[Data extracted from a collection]
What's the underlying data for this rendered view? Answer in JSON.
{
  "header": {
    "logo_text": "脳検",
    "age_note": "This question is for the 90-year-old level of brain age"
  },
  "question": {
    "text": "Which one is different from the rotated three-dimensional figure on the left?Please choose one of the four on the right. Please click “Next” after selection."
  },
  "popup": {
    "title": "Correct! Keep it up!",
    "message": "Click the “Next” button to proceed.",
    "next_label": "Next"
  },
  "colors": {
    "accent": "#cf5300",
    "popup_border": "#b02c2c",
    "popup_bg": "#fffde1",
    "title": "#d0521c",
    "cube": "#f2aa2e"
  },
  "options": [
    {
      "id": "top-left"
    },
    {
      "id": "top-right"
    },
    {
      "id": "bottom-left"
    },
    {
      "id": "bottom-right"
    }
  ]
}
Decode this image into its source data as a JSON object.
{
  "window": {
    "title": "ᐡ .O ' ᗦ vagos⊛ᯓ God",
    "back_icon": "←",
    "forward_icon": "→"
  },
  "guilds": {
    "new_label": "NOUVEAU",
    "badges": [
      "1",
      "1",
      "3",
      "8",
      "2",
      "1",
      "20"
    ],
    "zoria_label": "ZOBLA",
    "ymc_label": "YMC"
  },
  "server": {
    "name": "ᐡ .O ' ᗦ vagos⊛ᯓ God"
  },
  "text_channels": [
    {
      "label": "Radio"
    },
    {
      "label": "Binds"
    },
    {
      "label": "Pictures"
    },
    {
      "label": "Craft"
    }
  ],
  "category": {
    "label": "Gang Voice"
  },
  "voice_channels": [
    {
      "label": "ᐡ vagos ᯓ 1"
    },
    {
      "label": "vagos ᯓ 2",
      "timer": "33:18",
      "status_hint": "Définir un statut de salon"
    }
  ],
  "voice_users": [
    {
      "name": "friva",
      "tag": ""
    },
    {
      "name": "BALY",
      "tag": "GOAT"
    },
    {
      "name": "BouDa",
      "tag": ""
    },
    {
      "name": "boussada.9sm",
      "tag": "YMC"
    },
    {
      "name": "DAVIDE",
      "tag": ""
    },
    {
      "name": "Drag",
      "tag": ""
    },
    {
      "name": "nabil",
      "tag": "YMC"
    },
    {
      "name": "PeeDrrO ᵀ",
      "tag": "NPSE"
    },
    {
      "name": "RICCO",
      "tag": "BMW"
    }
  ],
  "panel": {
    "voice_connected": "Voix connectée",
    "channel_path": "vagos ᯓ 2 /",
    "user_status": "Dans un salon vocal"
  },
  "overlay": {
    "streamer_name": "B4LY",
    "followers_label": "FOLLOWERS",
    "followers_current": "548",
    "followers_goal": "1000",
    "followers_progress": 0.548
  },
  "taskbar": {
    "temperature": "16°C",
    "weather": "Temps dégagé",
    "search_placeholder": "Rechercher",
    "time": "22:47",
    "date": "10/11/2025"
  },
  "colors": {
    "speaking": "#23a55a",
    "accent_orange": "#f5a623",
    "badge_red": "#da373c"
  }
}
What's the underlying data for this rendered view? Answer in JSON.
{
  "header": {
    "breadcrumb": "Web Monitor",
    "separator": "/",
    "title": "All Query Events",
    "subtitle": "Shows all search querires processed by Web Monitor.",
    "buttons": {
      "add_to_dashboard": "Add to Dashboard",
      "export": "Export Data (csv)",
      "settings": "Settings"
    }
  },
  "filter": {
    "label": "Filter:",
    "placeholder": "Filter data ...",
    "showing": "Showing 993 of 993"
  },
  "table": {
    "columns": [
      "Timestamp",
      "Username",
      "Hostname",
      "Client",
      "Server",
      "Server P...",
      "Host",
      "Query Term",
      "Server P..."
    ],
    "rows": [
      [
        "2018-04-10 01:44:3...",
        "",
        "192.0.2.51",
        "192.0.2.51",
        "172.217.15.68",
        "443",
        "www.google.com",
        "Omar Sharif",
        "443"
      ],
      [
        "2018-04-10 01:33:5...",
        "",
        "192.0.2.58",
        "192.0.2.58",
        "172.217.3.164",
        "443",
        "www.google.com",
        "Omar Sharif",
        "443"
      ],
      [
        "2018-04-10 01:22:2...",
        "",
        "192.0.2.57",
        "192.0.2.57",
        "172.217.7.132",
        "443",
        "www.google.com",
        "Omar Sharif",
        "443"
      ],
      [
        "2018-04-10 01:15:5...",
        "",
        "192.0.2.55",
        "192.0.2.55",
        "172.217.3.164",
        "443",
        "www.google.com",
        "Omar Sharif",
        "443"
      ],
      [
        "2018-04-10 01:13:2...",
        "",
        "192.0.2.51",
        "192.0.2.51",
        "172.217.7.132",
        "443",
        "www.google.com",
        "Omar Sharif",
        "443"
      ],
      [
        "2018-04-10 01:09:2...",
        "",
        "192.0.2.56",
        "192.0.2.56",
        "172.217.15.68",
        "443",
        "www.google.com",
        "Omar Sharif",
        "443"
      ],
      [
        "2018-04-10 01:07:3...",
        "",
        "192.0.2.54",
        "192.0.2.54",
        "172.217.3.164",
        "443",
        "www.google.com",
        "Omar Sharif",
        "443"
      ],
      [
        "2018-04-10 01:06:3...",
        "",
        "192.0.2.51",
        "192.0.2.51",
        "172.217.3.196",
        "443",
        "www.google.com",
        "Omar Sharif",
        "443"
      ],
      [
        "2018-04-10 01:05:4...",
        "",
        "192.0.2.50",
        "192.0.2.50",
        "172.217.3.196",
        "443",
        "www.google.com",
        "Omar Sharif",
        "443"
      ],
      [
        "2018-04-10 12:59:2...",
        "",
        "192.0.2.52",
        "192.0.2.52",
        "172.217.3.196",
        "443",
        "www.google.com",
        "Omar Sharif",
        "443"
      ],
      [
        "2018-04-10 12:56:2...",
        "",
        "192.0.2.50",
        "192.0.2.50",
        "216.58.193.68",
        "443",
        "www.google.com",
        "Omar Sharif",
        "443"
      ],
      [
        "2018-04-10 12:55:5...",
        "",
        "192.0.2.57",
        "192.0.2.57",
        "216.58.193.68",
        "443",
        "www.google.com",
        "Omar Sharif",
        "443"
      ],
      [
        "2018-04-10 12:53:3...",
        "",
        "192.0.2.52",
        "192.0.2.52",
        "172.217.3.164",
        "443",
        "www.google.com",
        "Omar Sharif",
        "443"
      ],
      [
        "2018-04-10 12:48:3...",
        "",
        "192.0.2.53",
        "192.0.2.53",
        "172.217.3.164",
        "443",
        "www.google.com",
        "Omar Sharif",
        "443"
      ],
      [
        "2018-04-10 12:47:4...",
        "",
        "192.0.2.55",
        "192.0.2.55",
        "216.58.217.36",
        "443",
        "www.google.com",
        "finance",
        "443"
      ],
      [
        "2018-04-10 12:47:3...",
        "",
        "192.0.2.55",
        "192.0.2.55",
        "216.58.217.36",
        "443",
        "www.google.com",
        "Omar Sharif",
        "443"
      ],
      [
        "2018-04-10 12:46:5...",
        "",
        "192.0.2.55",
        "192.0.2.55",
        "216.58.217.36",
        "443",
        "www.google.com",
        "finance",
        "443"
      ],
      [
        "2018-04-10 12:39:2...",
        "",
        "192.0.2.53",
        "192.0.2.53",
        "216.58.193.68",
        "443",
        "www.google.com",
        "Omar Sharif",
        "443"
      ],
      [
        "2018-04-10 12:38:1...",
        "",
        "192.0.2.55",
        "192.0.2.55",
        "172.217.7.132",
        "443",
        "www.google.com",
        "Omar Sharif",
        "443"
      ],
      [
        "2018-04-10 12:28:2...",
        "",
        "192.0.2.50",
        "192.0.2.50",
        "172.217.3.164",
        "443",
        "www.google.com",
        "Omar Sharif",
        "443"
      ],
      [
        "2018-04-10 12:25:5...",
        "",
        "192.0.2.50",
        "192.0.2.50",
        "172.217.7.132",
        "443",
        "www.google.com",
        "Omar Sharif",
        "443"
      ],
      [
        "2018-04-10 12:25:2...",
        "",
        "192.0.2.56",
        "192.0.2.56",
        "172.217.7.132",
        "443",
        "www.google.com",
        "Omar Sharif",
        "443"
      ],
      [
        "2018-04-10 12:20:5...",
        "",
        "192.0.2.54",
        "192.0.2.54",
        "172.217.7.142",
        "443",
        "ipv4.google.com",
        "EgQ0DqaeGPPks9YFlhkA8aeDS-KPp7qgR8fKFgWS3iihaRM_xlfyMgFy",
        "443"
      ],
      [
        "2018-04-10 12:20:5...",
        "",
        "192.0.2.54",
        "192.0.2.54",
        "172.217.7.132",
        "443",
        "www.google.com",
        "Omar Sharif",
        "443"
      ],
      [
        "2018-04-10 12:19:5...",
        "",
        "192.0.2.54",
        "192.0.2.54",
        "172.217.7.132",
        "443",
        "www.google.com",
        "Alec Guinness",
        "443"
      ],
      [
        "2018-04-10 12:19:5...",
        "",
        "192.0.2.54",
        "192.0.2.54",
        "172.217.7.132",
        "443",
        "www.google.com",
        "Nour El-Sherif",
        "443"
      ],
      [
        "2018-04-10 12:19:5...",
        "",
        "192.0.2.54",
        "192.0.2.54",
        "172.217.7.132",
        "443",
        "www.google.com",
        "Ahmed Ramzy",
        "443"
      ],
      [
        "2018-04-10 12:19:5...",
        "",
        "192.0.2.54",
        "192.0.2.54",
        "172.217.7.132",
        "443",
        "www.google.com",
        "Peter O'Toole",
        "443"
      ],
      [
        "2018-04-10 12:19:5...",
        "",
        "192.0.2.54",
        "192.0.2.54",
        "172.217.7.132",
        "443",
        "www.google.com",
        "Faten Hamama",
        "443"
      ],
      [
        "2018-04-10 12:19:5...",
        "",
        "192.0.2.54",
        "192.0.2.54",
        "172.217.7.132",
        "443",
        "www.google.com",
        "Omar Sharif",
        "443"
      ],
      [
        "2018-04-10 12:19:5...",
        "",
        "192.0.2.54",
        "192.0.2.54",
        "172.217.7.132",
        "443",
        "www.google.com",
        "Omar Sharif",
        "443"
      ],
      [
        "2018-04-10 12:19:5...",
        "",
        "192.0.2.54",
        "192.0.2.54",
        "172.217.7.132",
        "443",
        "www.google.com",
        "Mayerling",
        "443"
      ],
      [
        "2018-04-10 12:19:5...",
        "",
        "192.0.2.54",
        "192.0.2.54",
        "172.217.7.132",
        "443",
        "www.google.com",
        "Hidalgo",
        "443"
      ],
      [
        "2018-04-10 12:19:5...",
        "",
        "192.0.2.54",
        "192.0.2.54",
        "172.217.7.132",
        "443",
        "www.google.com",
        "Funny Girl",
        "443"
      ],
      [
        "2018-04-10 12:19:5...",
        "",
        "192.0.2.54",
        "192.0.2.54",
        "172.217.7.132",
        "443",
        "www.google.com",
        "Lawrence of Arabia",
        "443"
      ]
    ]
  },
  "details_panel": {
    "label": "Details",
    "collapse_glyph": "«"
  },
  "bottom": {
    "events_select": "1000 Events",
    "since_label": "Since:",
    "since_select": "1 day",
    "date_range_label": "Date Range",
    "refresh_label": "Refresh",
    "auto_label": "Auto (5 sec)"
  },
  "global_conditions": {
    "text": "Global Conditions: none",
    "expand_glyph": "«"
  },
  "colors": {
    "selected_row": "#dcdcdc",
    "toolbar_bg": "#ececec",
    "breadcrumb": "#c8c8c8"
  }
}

## Exercise
For the data above, state how many lines contain "left"; the number is the whole answer.

## Output of the task
3